::: Fragmento dado
Trad. Luis Gago. Seix Barral, Barcelona, 2009. 800 pp. 24 €
Alberto Luque Cortina
El siglo XX, ya veremos lo que viene, ha sido un siglo de iconos culturales proyectados con el potente foco de los mass media. Se me ocurren algunos nombres: Marilyn, Ché Guevara, Picasso, los Beatles, Einstein, Mickey Mouse, ¿seguimos?, aquí cabe todo el mundo. En este santuario multitudinario escasean los compositores de la mal llamada música “clásica”. Salvo contadas excepciones —Stravinsky sería una de ellas—, sus nombres son sólo conocidos, y venerados, por un número reducido de fieles. Es como si las grandes estrellas del rock y del pop hubieran relevado a aquellos del papel social que en el XIX cumplían los Wagner, Verdi, Mahler.
El repertorio del XX, especialmente el de su segunda mitad, no es precisamente popular. Existen, desde luego, muchas causas para que esto suceda, pero ninguna lo justifica. Curiosamente, incluso entre quienes atesoran versiones de las variaciones Goldberg, hay una tendencia a identificar la música del XX con el “ruido”, prejuicio infundado, pues si algo define a este periodo es su fascinante diversidad. Alex Ross (1968), crítico del New Yorker, ha intentado poner orden en este gran fresco musical de un siglo, por lo demás, convulso en todos los órdenes sociales.
::::::
::: Conjunto de datos
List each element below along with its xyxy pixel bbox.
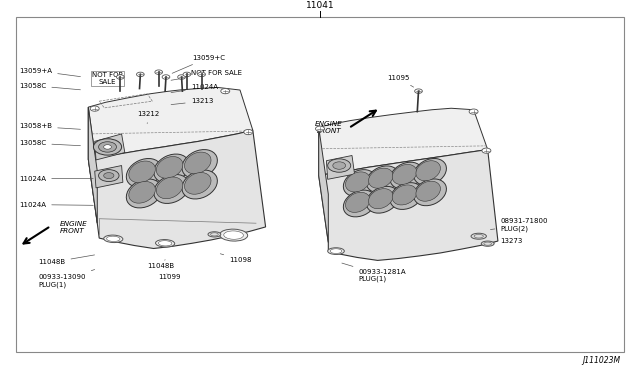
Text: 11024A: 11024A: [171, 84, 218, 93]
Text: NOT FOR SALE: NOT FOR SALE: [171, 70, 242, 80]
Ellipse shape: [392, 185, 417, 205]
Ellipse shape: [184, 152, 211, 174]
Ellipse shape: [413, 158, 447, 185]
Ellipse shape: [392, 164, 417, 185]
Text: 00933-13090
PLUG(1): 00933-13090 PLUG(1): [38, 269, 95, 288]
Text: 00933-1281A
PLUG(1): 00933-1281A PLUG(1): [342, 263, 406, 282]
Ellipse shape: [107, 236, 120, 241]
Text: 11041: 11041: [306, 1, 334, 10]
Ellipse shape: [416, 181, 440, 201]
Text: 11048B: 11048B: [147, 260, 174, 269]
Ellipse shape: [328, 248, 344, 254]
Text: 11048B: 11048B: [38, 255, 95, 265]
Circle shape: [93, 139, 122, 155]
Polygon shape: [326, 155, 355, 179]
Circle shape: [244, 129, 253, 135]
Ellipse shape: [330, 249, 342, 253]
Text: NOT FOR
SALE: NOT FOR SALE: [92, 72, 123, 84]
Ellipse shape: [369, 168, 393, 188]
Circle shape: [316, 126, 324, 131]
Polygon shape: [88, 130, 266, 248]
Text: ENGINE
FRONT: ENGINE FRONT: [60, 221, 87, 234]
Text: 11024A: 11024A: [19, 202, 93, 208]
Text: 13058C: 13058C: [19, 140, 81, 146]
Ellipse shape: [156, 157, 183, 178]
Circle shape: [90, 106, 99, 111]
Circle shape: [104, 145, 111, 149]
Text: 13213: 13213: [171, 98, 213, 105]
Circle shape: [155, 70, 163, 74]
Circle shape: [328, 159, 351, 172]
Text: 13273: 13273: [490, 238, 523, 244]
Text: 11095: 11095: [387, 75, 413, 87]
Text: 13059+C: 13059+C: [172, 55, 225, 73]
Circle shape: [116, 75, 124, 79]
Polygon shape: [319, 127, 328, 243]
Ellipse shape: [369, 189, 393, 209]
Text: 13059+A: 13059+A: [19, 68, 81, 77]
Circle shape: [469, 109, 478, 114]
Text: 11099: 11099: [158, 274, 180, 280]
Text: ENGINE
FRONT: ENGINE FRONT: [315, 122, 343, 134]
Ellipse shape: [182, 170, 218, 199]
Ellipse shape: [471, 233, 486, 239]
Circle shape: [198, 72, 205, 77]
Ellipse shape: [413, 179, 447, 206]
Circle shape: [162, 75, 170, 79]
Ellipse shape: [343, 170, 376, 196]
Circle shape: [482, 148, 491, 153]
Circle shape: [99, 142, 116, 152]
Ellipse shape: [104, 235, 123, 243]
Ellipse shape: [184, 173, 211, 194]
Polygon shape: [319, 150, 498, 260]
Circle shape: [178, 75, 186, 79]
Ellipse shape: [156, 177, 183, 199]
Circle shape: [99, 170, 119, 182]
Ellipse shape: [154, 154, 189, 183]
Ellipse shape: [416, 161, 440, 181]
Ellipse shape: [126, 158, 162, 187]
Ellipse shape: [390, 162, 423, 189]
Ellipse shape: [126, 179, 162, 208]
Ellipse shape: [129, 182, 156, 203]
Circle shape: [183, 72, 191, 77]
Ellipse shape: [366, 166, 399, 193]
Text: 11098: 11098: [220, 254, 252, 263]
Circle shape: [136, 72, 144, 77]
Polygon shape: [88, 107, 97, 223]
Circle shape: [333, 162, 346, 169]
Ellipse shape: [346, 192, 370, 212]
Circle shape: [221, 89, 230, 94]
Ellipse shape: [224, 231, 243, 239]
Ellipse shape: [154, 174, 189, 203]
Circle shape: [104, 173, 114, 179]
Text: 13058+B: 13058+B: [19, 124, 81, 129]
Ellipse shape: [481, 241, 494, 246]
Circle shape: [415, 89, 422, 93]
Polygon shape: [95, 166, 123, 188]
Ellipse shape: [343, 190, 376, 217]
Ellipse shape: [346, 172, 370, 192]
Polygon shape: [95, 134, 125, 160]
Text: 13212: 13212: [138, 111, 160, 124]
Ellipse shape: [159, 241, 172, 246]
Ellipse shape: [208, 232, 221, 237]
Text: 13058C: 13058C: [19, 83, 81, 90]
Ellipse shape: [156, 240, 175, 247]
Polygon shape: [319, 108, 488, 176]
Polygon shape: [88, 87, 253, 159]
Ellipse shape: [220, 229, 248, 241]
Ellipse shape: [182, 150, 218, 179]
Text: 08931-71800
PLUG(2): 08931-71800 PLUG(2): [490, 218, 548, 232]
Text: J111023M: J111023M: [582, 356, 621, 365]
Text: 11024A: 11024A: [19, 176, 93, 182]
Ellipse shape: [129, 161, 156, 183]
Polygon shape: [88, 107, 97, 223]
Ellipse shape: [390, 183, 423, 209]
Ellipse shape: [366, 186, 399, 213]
::::::
::: Conjunto de datos
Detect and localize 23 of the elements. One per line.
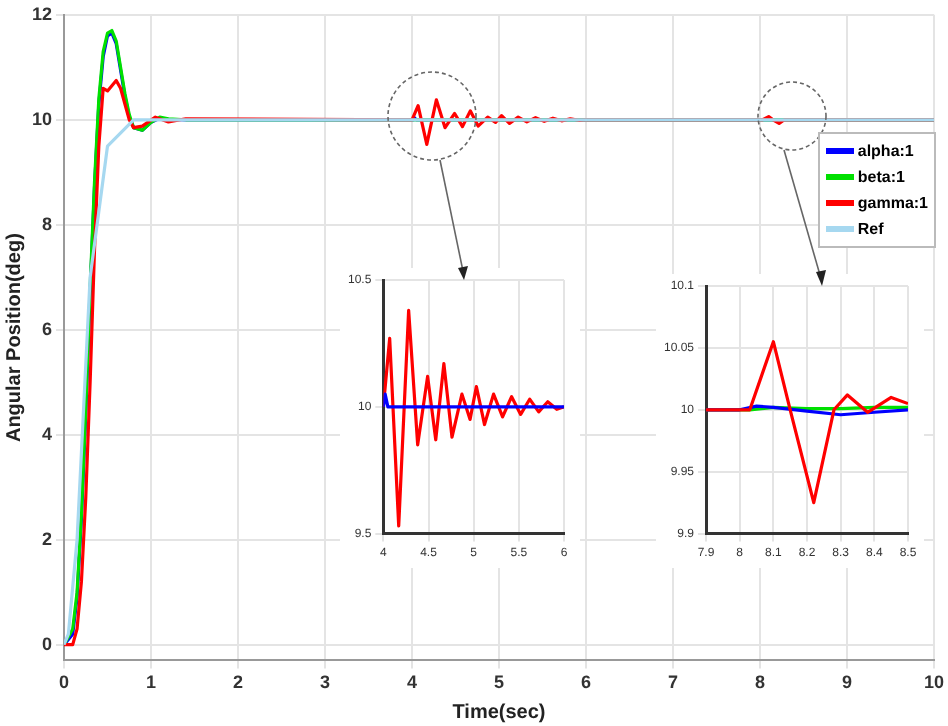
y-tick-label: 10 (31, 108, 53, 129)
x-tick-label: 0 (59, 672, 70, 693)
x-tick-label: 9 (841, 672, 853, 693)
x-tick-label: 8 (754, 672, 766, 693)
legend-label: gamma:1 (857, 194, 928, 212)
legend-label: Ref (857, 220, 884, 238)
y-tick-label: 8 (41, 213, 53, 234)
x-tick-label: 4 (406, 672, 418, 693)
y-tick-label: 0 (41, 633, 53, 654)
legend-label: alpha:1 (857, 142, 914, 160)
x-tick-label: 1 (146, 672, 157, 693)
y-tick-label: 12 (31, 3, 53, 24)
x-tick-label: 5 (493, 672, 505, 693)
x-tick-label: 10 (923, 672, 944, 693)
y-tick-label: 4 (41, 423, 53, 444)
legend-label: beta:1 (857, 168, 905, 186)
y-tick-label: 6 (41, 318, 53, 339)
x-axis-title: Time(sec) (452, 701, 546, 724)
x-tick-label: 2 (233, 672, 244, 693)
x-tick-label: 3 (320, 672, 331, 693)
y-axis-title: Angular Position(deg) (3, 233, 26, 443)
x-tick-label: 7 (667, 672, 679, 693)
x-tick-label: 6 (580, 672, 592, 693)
::::::
Lo que se pide:
**1.** Contesta estas preguntas sobre el fragmento:
(a) Según la primera línea, ¿quién hizo la traducción?
(b) ¿De qué publicación es crítico Alex Ross?
(c) ¿Qué compositor se pone como ejemplo de las pocas excepciones?
**2.** Reproduce sin ningún cambio la parte del fragmento que va desde "El repertorio del" hasta "los órdenes sociales.", incluido este último.
El material no tiene nada que ver con el fragmento.

Respuestas por tarea:
**1.**
(a) Luis Gago.
(b) Del New Yorker.
(c) Stravinsky.

**2.**
El repertorio del XX, especialmente el de su segunda mitad, no es precisamente popular. Existen, desde luego, muchas causas para que esto suceda, pero ninguna lo justifica. Curiosamente, incluso entre quienes atesoran versiones de las variaciones Goldberg, hay una tendencia a identificar la música del XX con el “ruido”, prejuicio infundado, pues si algo define a este periodo es su fascinante diversidad. Alex Ross (1968), crítico del New Yorker, ha intentado poner orden en este gran fresco musical de un siglo, por lo demás, convulso en todos los órdenes sociales.